> _Exercise data_
○ ○ ○ ○ ○ ○ ○

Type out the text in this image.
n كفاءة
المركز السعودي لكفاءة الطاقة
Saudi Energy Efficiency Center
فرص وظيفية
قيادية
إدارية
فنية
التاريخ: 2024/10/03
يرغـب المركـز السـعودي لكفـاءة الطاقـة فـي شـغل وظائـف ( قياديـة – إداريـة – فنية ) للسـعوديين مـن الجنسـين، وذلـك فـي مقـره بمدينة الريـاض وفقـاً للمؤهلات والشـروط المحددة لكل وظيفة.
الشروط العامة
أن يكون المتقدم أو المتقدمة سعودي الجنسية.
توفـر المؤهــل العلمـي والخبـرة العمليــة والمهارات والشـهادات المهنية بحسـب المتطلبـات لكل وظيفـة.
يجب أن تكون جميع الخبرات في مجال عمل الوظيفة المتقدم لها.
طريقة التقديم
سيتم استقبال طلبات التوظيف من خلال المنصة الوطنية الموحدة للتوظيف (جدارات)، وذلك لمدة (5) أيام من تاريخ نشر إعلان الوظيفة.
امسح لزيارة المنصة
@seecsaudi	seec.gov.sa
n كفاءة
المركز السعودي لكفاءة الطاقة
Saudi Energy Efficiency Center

○ ○ ○ ○ ○ ○ ○

> _Aim of the exercise_
Count each line with "المنصة" in it and report that figure by itself.

> _The result_
2